The UK aviation industry should be helped to embrace environmentally friendly technology instead of being restricted, says Jill Brady.
We all know that the UK aviation industry is economically vital to the nation’s well-being — and that people value the ability to travel the world for holidays and business — but we need to balance both of these benefits with our contribution to climate-change emissions and other impacts on the environment.
Aviation currently accounts for six per cent of UK man-made CO2 emissions and two per cent globally. But it also contributes £11.4bn annually to the UK economy — around 1.1 per cent of GDP — and directly or indirectly generates around half a million jobs. We need to refocus the debate on how aviation can adapt to meet the needs of a carbon-constrained world, rather than trying to restrict the sector’s growth. By delivering progress through new engineering, technological and systems advances, we will be able to meet rising passenger demand while also addressing and then reducing our environmental impact.
To help achieve this, Sustainable Aviation (SA) was launched in 2005. A world-first, it brings together the main players from UK airlines, airports, aerospace manufacturers and air traffic management (ATM) providers and enables a collaborative approach to a more sustainable future for the industry. Sustainable Aviation’s 2005 strategy set out a vision for 2020 and beyond, in which the UK aviation industry meets the needs of society for air travel, maximising its benefit for the economy while addressing any negative impacts on the local and global environment.

* WRITTEN INSTRUCTION A *
According to the aviation text, how much does aviation contribute to the UK economy each year?

* DATA ROWS *
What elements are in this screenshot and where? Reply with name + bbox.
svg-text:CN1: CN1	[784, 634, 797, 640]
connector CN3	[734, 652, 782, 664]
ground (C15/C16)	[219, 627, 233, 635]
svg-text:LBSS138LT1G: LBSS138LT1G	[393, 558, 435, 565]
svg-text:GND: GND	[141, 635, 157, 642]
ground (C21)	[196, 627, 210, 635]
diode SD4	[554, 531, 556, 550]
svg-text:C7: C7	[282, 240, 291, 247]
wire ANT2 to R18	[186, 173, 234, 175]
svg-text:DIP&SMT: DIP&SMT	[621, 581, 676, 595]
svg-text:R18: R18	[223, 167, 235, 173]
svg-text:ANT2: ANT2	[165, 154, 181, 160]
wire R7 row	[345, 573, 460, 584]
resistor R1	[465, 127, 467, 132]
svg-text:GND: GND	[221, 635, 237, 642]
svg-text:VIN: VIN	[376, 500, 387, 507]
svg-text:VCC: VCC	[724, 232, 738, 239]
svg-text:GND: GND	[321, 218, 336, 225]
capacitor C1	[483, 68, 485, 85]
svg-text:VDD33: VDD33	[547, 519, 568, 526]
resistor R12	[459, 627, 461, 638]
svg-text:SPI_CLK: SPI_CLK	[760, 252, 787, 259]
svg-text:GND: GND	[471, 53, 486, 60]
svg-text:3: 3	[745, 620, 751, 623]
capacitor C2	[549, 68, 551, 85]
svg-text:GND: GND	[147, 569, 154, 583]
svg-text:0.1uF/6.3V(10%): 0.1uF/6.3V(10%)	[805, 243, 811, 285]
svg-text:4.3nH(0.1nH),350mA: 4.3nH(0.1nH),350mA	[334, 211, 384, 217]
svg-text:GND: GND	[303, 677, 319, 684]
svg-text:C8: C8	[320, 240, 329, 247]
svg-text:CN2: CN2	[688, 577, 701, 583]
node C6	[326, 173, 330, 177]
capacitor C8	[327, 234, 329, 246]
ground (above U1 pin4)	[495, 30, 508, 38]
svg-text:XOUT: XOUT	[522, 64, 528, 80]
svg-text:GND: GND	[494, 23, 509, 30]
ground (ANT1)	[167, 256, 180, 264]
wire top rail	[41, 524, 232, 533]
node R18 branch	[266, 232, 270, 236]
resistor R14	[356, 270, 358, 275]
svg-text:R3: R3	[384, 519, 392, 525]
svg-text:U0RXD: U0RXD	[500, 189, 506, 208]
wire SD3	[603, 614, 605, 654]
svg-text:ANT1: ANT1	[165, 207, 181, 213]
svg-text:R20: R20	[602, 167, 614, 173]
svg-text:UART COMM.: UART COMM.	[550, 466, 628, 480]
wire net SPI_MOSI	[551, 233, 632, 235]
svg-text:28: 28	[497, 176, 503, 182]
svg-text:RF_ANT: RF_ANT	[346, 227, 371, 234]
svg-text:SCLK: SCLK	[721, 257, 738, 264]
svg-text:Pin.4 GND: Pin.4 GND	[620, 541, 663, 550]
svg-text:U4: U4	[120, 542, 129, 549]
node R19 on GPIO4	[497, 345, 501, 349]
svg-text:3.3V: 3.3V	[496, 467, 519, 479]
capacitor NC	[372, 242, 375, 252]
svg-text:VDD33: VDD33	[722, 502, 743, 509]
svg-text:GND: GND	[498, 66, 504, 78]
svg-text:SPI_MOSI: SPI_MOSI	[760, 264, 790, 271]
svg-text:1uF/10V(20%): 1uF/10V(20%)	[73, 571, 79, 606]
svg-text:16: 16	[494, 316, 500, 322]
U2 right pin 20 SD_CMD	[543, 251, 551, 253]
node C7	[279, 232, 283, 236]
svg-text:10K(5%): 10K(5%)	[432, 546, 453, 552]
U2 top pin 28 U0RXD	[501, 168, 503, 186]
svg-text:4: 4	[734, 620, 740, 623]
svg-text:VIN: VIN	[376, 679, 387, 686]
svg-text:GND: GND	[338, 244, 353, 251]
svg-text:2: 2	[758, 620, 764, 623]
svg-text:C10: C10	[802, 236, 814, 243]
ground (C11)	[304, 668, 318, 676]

* WRITTEN INSTRUCTION B *
Reproduce the rows from the first row through the row containing "569, 154, 583]", inclusive.

* EXERCISE SOLUTION A *
£11.4bn annually, around 1.1 per cent of GDP.

* EXERCISE SOLUTION B *
What elements are in this screenshot and where? Reply with name + bbox.
svg-text:CN1: CN1	[784, 634, 797, 640]
connector CN3	[734, 652, 782, 664]
ground (C15/C16)	[219, 627, 233, 635]
svg-text:LBSS138LT1G: LBSS138LT1G	[393, 558, 435, 565]
svg-text:GND: GND	[141, 635, 157, 642]
ground (C21)	[196, 627, 210, 635]
diode SD4	[554, 531, 556, 550]
svg-text:C7: C7	[282, 240, 291, 247]
wire ANT2 to R18	[186, 173, 234, 175]
svg-text:DIP&SMT: DIP&SMT	[621, 581, 676, 595]
svg-text:R18: R18	[223, 167, 235, 173]
svg-text:ANT2: ANT2	[165, 154, 181, 160]
wire R7 row	[345, 573, 460, 584]
resistor R1	[465, 127, 467, 132]
svg-text:GND: GND	[221, 635, 237, 642]
svg-text:VIN: VIN	[376, 500, 387, 507]
svg-text:VCC: VCC	[724, 232, 738, 239]
svg-text:GND: GND	[321, 218, 336, 225]
capacitor C1	[483, 68, 485, 85]
svg-text:VDD33: VDD33	[547, 519, 568, 526]
resistor R12	[459, 627, 461, 638]
svg-text:SPI_CLK: SPI_CLK	[760, 252, 787, 259]
svg-text:GND: GND	[471, 53, 486, 60]
svg-text:3: 3	[745, 620, 751, 623]
capacitor C2	[549, 68, 551, 85]
svg-text:GND: GND	[147, 569, 154, 583]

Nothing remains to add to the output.